# START OF Record list
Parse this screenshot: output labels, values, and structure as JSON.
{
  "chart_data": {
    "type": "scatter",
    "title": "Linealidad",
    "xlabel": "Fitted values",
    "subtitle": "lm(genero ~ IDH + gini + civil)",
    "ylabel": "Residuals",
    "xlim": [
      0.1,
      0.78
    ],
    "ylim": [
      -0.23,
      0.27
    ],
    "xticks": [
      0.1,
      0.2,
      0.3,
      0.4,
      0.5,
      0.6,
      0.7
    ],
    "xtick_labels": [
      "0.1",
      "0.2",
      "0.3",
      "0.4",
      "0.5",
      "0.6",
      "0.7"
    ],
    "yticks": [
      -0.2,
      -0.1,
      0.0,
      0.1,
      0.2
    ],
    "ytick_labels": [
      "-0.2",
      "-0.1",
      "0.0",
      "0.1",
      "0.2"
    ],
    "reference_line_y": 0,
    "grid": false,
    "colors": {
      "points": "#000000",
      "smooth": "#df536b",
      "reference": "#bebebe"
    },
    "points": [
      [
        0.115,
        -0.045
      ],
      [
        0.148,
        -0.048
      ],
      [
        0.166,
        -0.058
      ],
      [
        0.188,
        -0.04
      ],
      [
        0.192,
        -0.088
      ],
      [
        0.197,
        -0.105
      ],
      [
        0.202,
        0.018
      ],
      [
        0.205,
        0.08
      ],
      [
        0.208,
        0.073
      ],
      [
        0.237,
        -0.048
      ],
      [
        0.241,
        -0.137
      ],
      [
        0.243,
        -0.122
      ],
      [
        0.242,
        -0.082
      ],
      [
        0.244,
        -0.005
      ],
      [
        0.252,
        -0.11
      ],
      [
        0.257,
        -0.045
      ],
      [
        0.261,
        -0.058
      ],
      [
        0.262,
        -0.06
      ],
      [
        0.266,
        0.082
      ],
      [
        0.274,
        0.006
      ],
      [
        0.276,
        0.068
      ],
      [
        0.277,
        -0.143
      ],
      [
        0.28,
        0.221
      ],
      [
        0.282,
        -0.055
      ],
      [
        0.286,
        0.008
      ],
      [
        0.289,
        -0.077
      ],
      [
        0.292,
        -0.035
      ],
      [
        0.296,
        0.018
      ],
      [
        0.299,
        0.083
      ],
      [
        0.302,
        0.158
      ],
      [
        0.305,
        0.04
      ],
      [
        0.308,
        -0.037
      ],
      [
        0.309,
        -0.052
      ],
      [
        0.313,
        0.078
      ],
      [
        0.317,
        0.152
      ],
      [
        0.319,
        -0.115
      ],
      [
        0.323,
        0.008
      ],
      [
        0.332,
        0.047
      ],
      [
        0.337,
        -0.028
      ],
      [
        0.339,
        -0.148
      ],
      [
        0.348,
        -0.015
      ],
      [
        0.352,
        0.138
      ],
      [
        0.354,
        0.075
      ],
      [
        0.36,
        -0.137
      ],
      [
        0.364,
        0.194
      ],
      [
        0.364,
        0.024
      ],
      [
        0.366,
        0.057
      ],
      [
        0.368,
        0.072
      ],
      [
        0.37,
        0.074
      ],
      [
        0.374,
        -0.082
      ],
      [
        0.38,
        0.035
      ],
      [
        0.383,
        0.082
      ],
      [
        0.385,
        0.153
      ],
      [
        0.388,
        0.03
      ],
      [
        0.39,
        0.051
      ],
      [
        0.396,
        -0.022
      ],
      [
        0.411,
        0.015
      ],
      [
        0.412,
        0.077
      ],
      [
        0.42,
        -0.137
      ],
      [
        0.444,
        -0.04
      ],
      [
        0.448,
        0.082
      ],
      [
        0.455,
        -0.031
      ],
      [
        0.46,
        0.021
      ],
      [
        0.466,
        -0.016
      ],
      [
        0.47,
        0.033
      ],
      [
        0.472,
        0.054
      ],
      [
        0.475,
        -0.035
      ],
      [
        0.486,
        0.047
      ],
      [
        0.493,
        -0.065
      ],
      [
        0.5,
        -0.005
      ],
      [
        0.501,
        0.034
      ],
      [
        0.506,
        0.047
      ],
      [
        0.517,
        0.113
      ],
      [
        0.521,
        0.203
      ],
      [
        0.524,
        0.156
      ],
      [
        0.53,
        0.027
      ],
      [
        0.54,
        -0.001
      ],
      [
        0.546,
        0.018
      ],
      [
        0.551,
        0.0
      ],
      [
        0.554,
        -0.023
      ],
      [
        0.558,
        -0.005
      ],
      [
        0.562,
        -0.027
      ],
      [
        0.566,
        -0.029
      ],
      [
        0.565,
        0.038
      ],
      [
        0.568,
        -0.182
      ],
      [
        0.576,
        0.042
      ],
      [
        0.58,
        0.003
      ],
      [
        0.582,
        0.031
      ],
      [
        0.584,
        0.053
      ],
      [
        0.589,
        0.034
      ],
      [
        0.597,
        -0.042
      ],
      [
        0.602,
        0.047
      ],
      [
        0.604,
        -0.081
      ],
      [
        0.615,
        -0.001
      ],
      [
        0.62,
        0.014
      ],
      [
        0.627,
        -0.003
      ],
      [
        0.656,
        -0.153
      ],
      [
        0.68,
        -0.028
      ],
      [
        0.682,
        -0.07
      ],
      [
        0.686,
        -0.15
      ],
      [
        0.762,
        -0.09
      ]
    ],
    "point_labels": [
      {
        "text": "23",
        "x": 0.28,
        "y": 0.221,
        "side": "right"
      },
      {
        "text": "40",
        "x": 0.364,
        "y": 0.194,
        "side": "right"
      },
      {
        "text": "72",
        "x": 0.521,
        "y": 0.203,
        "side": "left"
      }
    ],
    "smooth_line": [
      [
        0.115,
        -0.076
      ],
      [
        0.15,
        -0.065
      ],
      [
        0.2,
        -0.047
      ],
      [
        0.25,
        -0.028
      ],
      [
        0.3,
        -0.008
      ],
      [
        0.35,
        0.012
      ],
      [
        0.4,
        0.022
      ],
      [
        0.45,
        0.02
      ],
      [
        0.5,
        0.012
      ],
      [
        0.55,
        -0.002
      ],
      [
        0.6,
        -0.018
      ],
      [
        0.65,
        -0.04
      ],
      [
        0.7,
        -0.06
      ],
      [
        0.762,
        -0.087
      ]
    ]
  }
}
# END OF Record list
**Task goal**
Could you reproduce every record above exactly as it appears?

**Completed task**
Parse this screenshot: output labels, values, and structure as JSON.
{
  "chart_data": {
    "type": "scatter",
    "title": "Linealidad",
    "xlabel": "Fitted values",
    "subtitle": "lm(genero ~ IDH + gini + civil)",
    "ylabel": "Residuals",
    "xlim": [
      0.1,
      0.78
    ],
    "ylim": [
      -0.23,
      0.27
    ],
    "xticks": [
      0.1,
      0.2,
      0.3,
      0.4,
      0.5,
      0.6,
      0.7
    ],
    "xtick_labels": [
      "0.1",
      "0.2",
      "0.3",
      "0.4",
      "0.5",
      "0.6",
      "0.7"
    ],
    "yticks": [
      -0.2,
      -0.1,
      0.0,
      0.1,
      0.2
    ],
    "ytick_labels": [
      "-0.2",
      "-0.1",
      "0.0",
      "0.1",
      "0.2"
    ],
    "reference_line_y": 0,
    "grid": false,
    "colors": {
      "points": "#000000",
      "smooth": "#df536b",
      "reference": "#bebebe"
    },
    "points": [
      [
        0.115,
        -0.045
      ],
      [
        0.148,
        -0.048
      ],
      [
        0.166,
        -0.058
      ],
      [
        0.188,
        -0.04
      ],
      [
        0.192,
        -0.088
      ],
      [
        0.197,
        -0.105
      ],
      [
        0.202,
        0.018
      ],
      [
        0.205,
        0.08
      ],
      [
        0.208,
        0.073
      ],
      [
        0.237,
        -0.048
      ],
      [
        0.241,
        -0.137
      ],
      [
        0.243,
        -0.122
      ],
      [
        0.242,
        -0.082
      ],
      [
        0.244,
        -0.005
      ],
      [
        0.252,
        -0.11
      ],
      [
        0.257,
        -0.045
      ],
      [
        0.261,
        -0.058
      ],
      [
        0.262,
        -0.06
      ],
      [
        0.266,
        0.082
      ],
      [
        0.274,
        0.006
      ],
      [
        0.276,
        0.068
      ],
      [
        0.277,
        -0.143
      ],
      [
        0.28,
        0.221
      ],
      [
        0.282,
        -0.055
      ],
      [
        0.286,
        0.008
      ],
      [
        0.289,
        -0.077
      ],
      [
        0.292,
        -0.035
      ],
      [
        0.296,
        0.018
      ],
      [
        0.299,
        0.083
      ],
      [
        0.302,
        0.158
      ],
      [
        0.305,
        0.04
      ],
      [
        0.308,
        -0.037
      ],
      [
        0.309,
        -0.052
      ],
      [
        0.313,
        0.078
      ],
      [
        0.317,
        0.152
      ],
      [
        0.319,
        -0.115
      ],
      [
        0.323,
        0.008
      ],
      [
        0.332,
        0.047
      ],
      [
        0.337,
        -0.028
      ],
      [
        0.339,
        -0.148
      ],
      [
        0.348,
        -0.015
      ],
      [
        0.352,
        0.138
      ],
      [
        0.354,
        0.075
      ],
      [
        0.36,
        -0.137
      ],
      [
        0.364,
        0.194
      ],
      [
        0.364,
        0.024
      ],
      [
        0.366,
        0.057
      ],
      [
        0.368,
        0.072
      ],
      [
        0.37,
        0.074
      ],
      [
        0.374,
        -0.082
      ],
      [
        0.38,
        0.035
      ],
      [
        0.383,
        0.082
      ],
      [
        0.385,
        0.153
      ],
      [
        0.388,
        0.03
      ],
      [
        0.39,
        0.051
      ],
      [
        0.396,
        -0.022
      ],
      [
        0.411,
        0.015
      ],
      [
        0.412,
        0.077
      ],
      [
        0.42,
        -0.137
      ],
      [
        0.444,
        -0.04
      ],
      [
        0.448,
        0.082
      ],
      [
        0.455,
        -0.031
      ],
      [
        0.46,
        0.021
      ],
      [
        0.466,
        -0.016
      ],
      [
        0.47,
        0.033
      ],
      [
        0.472,
        0.054
      ],
      [
        0.475,
        -0.035
      ],
      [
        0.486,
        0.047
      ],
      [
        0.493,
        -0.065
      ],
      [
        0.5,
        -0.005
      ],
      [
        0.501,
        0.034
      ],
      [
        0.506,
        0.047
      ],
      [
        0.517,
        0.113
      ],
      [
        0.521,
        0.203
      ],
      [
        0.524,
        0.156
      ],
      [
        0.53,
        0.027
      ],
      [
        0.54,
        -0.001
      ],
      [
        0.546,
        0.018
      ],
      [
        0.551,
        0.0
      ],
      [
        0.554,
        -0.023
      ],
      [
        0.558,
        -0.005
      ],
      [
        0.562,
        -0.027
      ],
      [
        0.566,
        -0.029
      ],
      [
        0.565,
        0.038
      ],
      [
        0.568,
        -0.182
      ],
      [
        0.576,
        0.042
      ],
      [
        0.58,
        0.003
      ],
      [
        0.582,
        0.031
      ],
      [
        0.584,
        0.053
      ],
      [
        0.589,
        0.034
      ],
      [
        0.597,
        -0.042
      ],
      [
        0.602,
        0.047
      ],
      [
        0.604,
        -0.081
      ],
      [
        0.615,
        -0.001
      ],
      [
        0.62,
        0.014
      ],
      [
        0.627,
        -0.003
      ],
      [
        0.656,
        -0.153
      ],
      [
        0.68,
        -0.028
      ],
      [
        0.682,
        -0.07
      ],
      [
        0.686,
        -0.15
      ],
      [
        0.762,
        -0.09
      ]
    ],
    "point_labels": [
      {
        "text": "23",
        "x": 0.28,
        "y": 0.221,
        "side": "right"
      },
      {
        "text": "40",
        "x": 0.364,
        "y": 0.194,
        "side": "right"
      },
      {
        "text": "72",
        "x": 0.521,
        "y": 0.203,
        "side": "left"
      }
    ],
    "smooth_line": [
      [
        0.115,
        -0.076
      ],
      [
        0.15,
        -0.065
      ],
      [
        0.2,
        -0.047
      ],
      [
        0.25,
        -0.028
      ],
      [
        0.3,
        -0.008
      ],
      [
        0.35,
        0.012
      ],
      [
        0.4,
        0.022
      ],
      [
        0.45,
        0.02
      ],
      [
        0.5,
        0.012
      ],
      [
        0.55,
        -0.002
      ],
      [
        0.6,
        -0.018
      ],
      [
        0.65,
        -0.04
      ],
      [
        0.7,
        -0.06
      ],
      [
        0.762,
        -0.087
      ]
    ]
  }
}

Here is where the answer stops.